***** PROVIDED MATERIAL
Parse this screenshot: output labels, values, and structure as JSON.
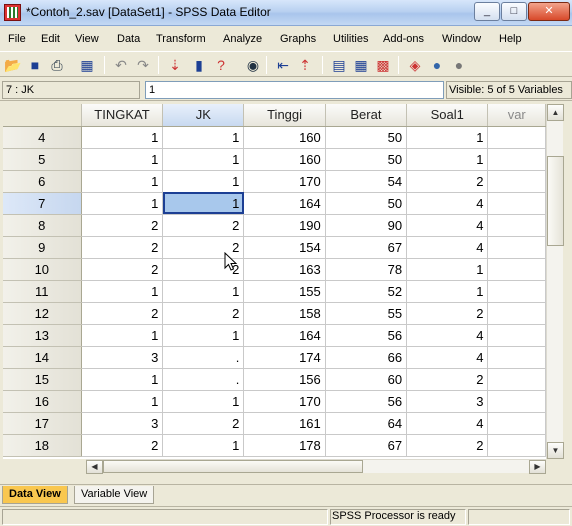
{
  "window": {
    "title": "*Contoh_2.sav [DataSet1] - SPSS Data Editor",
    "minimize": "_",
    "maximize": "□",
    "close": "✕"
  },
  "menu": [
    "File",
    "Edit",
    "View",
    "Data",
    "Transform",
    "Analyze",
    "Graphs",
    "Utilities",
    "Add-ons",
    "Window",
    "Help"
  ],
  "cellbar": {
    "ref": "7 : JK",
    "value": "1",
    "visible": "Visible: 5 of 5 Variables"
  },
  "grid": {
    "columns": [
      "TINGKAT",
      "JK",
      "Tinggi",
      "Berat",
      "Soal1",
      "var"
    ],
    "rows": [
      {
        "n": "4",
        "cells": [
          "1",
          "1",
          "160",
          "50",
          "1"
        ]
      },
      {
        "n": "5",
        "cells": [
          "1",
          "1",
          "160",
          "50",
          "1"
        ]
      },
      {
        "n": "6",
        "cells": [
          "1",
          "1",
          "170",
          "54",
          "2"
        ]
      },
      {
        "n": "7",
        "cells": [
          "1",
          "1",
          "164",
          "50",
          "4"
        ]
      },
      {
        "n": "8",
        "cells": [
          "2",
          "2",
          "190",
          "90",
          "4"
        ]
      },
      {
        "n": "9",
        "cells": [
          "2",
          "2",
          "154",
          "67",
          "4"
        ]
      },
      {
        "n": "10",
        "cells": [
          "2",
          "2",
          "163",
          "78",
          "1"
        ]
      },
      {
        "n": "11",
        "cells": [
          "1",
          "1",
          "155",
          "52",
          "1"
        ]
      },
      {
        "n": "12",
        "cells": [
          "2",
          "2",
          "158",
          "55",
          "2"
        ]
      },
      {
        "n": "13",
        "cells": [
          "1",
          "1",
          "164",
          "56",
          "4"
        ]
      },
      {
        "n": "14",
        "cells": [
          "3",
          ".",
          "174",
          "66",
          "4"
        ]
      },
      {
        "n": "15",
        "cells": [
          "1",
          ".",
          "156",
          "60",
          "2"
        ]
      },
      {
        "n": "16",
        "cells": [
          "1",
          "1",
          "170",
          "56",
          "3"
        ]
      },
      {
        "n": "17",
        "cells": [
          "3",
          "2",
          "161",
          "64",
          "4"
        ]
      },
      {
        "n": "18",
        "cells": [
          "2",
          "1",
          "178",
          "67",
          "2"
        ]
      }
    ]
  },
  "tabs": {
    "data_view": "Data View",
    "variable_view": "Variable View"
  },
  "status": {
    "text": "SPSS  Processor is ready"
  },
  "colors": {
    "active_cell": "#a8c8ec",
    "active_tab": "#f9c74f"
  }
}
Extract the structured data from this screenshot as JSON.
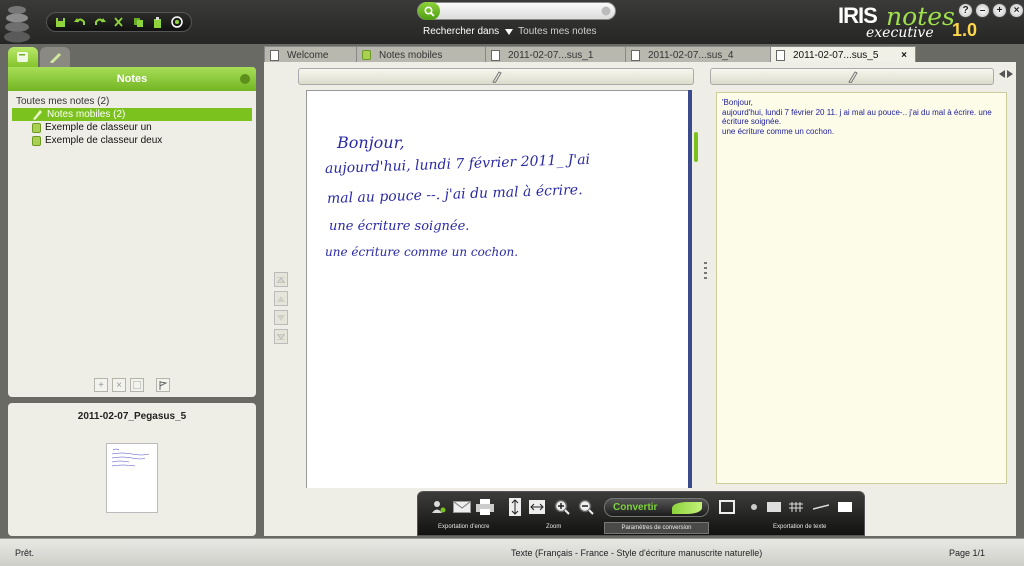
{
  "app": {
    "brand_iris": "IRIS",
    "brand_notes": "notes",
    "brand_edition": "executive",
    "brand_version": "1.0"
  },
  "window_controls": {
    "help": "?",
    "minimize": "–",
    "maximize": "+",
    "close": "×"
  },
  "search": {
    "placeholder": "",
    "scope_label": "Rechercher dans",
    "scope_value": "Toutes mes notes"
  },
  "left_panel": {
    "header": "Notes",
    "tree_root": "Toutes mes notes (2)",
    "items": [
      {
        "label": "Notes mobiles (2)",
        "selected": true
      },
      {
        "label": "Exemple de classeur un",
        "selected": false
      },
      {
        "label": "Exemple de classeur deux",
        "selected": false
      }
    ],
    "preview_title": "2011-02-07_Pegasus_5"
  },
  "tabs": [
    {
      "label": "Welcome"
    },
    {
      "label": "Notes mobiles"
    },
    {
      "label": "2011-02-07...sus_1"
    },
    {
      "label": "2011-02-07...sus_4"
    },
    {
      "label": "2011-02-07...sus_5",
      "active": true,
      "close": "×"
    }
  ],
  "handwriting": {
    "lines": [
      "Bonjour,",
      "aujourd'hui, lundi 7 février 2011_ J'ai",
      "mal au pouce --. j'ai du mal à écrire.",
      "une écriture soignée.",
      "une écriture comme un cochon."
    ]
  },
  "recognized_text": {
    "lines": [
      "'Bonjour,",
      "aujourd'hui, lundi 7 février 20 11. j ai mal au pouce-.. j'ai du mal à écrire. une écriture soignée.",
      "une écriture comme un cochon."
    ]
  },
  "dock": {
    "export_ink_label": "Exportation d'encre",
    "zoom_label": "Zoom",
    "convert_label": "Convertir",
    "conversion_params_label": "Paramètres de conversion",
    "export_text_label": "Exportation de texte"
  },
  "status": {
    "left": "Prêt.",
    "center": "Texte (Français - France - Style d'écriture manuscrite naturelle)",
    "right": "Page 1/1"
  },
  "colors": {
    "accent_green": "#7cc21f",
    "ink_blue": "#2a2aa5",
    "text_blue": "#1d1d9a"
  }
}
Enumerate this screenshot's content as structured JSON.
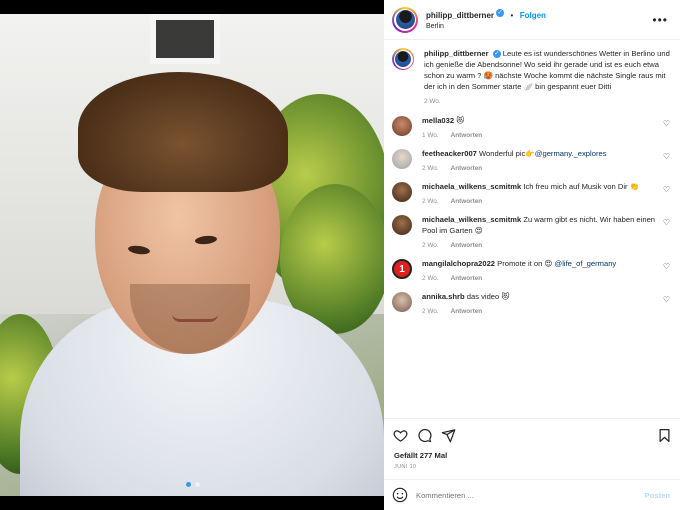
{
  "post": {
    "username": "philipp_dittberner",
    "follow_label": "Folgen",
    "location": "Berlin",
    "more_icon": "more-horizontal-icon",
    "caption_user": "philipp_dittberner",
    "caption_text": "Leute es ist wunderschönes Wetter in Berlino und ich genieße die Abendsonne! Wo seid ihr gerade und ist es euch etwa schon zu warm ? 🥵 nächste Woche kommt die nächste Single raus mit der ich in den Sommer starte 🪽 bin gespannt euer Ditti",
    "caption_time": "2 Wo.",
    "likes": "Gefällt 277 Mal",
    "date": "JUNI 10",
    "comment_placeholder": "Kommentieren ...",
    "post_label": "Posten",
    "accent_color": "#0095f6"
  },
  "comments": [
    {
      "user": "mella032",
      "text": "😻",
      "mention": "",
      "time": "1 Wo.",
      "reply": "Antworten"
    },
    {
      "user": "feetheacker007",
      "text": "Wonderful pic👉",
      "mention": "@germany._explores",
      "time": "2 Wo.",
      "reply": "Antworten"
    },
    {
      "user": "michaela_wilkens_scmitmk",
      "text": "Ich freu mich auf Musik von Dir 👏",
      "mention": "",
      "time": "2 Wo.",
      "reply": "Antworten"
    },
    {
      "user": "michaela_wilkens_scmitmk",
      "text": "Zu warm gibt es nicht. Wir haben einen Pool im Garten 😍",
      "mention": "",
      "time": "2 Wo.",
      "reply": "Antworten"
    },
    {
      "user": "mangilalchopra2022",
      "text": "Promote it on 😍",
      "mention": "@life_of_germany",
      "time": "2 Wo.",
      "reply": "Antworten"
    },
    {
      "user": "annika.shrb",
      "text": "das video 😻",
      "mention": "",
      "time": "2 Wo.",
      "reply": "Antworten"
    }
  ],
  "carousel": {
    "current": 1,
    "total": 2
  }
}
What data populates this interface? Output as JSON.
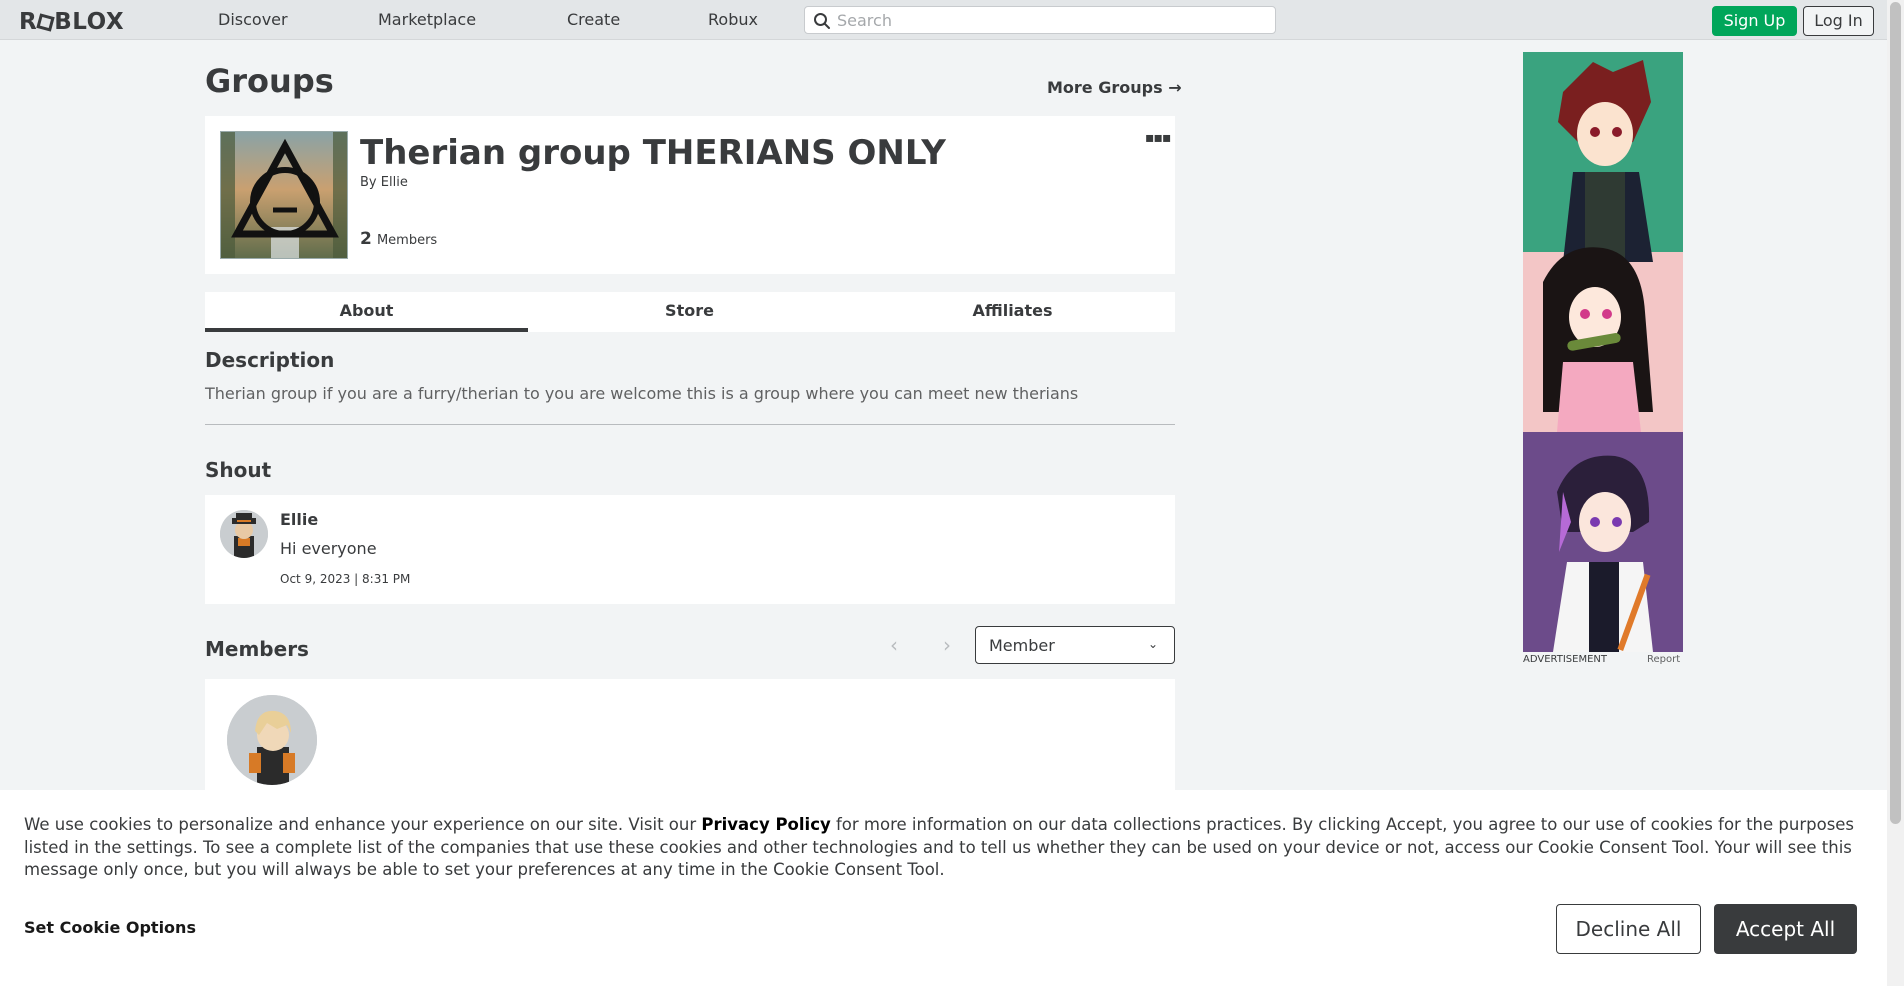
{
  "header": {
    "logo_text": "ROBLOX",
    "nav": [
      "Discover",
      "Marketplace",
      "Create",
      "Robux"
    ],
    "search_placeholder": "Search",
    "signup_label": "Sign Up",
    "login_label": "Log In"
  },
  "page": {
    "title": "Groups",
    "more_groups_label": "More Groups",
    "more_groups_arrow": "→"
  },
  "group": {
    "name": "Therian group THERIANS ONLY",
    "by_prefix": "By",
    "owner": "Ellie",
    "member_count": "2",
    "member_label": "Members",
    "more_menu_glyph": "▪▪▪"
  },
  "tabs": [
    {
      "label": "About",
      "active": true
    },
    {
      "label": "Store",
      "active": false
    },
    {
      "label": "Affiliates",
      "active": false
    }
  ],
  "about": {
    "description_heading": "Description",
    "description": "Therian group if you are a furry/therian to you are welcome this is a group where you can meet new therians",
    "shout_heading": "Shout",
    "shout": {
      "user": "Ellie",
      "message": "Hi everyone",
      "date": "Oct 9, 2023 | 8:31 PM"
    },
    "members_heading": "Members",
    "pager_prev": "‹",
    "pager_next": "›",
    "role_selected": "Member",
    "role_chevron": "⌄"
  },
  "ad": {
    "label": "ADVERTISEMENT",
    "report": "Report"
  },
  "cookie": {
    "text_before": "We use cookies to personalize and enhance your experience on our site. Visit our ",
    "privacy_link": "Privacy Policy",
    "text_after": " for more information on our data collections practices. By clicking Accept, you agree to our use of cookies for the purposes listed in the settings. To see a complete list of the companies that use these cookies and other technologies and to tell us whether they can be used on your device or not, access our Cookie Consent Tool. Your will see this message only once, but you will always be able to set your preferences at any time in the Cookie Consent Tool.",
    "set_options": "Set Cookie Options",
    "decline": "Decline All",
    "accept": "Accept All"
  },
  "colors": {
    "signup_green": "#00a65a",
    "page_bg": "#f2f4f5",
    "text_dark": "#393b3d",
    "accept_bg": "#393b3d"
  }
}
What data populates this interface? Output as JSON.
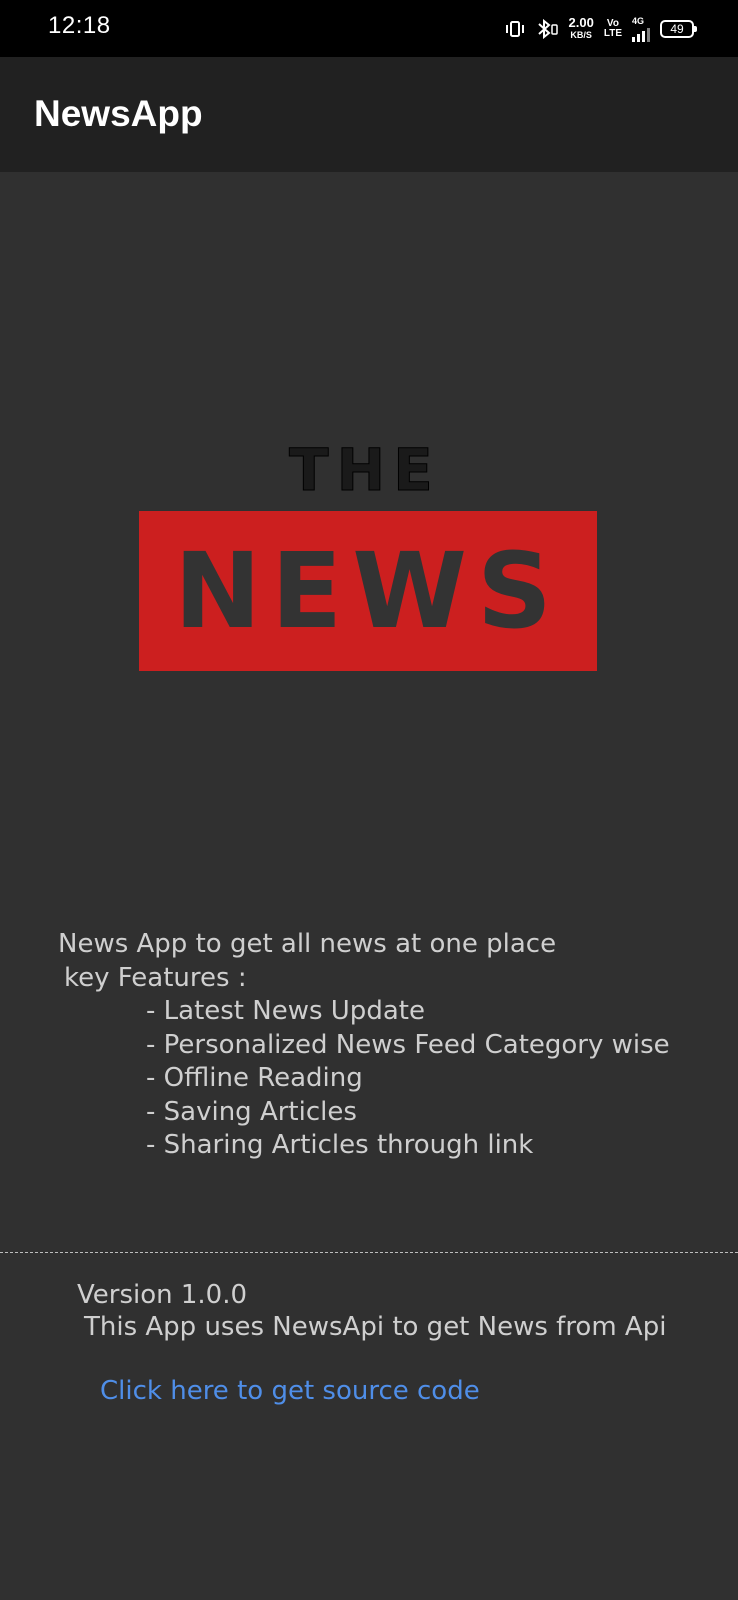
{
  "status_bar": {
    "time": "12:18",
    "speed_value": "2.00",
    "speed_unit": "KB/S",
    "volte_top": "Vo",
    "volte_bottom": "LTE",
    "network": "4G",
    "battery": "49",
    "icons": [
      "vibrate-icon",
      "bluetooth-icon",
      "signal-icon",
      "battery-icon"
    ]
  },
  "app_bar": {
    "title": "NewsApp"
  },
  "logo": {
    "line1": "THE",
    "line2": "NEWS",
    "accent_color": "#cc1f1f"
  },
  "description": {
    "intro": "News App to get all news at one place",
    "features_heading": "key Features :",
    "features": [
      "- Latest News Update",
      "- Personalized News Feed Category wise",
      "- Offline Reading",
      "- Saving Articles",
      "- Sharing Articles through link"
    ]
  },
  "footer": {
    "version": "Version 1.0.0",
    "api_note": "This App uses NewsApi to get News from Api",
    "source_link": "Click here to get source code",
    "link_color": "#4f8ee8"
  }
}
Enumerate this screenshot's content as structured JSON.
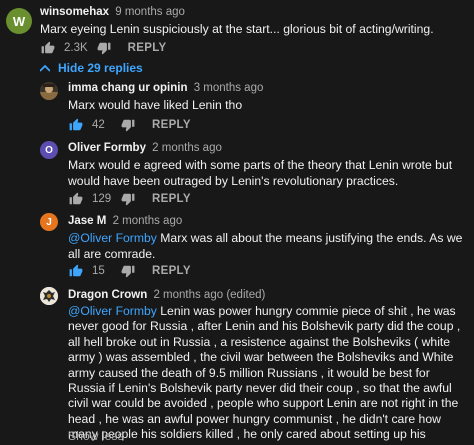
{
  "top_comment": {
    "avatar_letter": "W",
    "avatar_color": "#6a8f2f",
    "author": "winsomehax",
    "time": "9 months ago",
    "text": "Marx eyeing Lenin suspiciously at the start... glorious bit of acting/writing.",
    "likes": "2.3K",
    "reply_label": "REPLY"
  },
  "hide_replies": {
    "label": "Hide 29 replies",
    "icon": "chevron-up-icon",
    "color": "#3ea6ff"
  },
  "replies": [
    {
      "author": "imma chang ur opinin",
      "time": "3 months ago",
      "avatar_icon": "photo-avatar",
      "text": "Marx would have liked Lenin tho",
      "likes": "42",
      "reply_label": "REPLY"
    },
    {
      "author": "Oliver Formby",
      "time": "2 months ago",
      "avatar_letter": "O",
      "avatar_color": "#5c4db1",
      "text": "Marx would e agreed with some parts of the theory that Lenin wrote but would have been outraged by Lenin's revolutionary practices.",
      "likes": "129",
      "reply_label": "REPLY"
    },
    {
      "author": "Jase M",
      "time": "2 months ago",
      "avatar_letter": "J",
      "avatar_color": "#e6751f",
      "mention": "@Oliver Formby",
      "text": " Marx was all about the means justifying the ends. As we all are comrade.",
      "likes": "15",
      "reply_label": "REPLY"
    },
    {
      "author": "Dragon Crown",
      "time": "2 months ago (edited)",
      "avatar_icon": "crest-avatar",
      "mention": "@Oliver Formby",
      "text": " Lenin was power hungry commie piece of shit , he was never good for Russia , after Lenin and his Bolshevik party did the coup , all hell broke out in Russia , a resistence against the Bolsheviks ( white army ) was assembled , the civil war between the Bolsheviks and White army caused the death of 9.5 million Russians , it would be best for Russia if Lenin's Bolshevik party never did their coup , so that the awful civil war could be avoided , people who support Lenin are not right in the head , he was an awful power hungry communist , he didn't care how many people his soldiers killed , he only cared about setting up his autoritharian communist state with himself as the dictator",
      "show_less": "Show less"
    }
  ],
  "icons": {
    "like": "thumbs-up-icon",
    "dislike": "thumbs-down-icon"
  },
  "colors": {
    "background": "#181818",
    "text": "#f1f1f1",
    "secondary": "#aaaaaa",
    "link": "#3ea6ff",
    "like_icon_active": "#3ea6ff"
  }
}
**********
» TASK PROMPT: Identify every line where the string "likes" appears.

» OUTPUT BELOW:
    "likes": "Gefällt 277 Mal",
    "likes": "2.3K",
      "likes": "42",
      "likes": "129",
      "likes": "15",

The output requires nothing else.